# [STATED TASK]
Quote the listing below in its entirety, omitting every image.

>> begin TASK DATA

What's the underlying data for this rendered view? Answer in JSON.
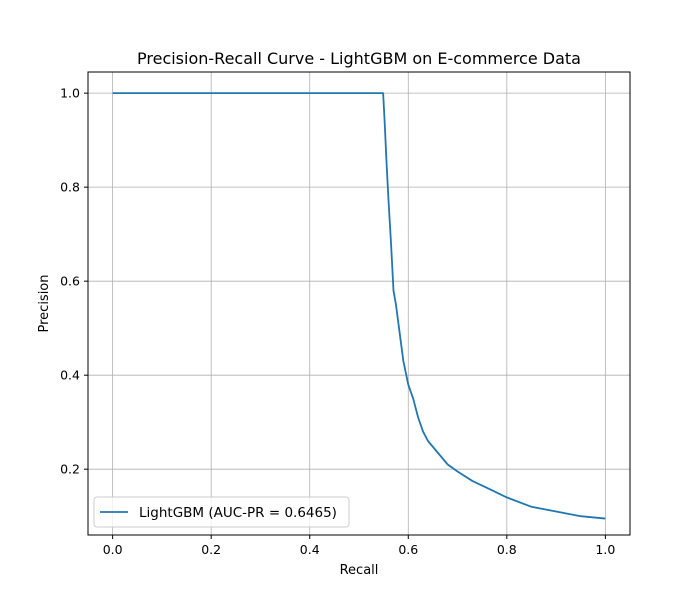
{
  "chart_data": {
    "type": "line",
    "title": "Precision-Recall Curve - LightGBM on E-commerce Data",
    "xlabel": "Recall",
    "ylabel": "Precision",
    "xlim": [
      -0.05,
      1.05
    ],
    "ylim": [
      0.06,
      1.045
    ],
    "xticks": [
      0.0,
      0.2,
      0.4,
      0.6,
      0.8,
      1.0
    ],
    "xtick_labels": [
      "0.0",
      "0.2",
      "0.4",
      "0.6",
      "0.8",
      "1.0"
    ],
    "yticks": [
      0.2,
      0.4,
      0.6,
      0.8,
      1.0
    ],
    "ytick_labels": [
      "0.2",
      "0.4",
      "0.6",
      "0.8",
      "1.0"
    ],
    "grid": true,
    "legend_position": "lower-left",
    "series": [
      {
        "name": "LightGBM (AUC-PR = 0.6465)",
        "color": "#1f77b4",
        "x": [
          0.0,
          0.1,
          0.2,
          0.3,
          0.4,
          0.5,
          0.549,
          0.552,
          0.556,
          0.56,
          0.565,
          0.57,
          0.575,
          0.58,
          0.585,
          0.59,
          0.6,
          0.61,
          0.62,
          0.63,
          0.64,
          0.66,
          0.68,
          0.7,
          0.73,
          0.76,
          0.8,
          0.85,
          0.9,
          0.95,
          1.0
        ],
        "y": [
          1.0,
          1.0,
          1.0,
          1.0,
          1.0,
          1.0,
          1.0,
          0.94,
          0.85,
          0.77,
          0.68,
          0.58,
          0.55,
          0.51,
          0.47,
          0.43,
          0.38,
          0.35,
          0.31,
          0.28,
          0.26,
          0.235,
          0.21,
          0.195,
          0.175,
          0.16,
          0.14,
          0.12,
          0.11,
          0.1,
          0.095
        ]
      }
    ]
  }
}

>> end TASK DATA

# [ANSWER TO THE PROBLEM]
What's the underlying data for this rendered view? Answer in JSON.
{
  "chart_data": {
    "type": "line",
    "title": "Precision-Recall Curve - LightGBM on E-commerce Data",
    "xlabel": "Recall",
    "ylabel": "Precision",
    "xlim": [
      -0.05,
      1.05
    ],
    "ylim": [
      0.06,
      1.045
    ],
    "xticks": [
      0.0,
      0.2,
      0.4,
      0.6,
      0.8,
      1.0
    ],
    "xtick_labels": [
      "0.0",
      "0.2",
      "0.4",
      "0.6",
      "0.8",
      "1.0"
    ],
    "yticks": [
      0.2,
      0.4,
      0.6,
      0.8,
      1.0
    ],
    "ytick_labels": [
      "0.2",
      "0.4",
      "0.6",
      "0.8",
      "1.0"
    ],
    "grid": true,
    "legend_position": "lower-left",
    "series": [
      {
        "name": "LightGBM (AUC-PR = 0.6465)",
        "color": "#1f77b4",
        "x": [
          0.0,
          0.1,
          0.2,
          0.3,
          0.4,
          0.5,
          0.549,
          0.552,
          0.556,
          0.56,
          0.565,
          0.57,
          0.575,
          0.58,
          0.585,
          0.59,
          0.6,
          0.61,
          0.62,
          0.63,
          0.64,
          0.66,
          0.68,
          0.7,
          0.73,
          0.76,
          0.8,
          0.85,
          0.9,
          0.95,
          1.0
        ],
        "y": [
          1.0,
          1.0,
          1.0,
          1.0,
          1.0,
          1.0,
          1.0,
          0.94,
          0.85,
          0.77,
          0.68,
          0.58,
          0.55,
          0.51,
          0.47,
          0.43,
          0.38,
          0.35,
          0.31,
          0.28,
          0.26,
          0.235,
          0.21,
          0.195,
          0.175,
          0.16,
          0.14,
          0.12,
          0.11,
          0.1,
          0.095
        ]
      }
    ]
  }
}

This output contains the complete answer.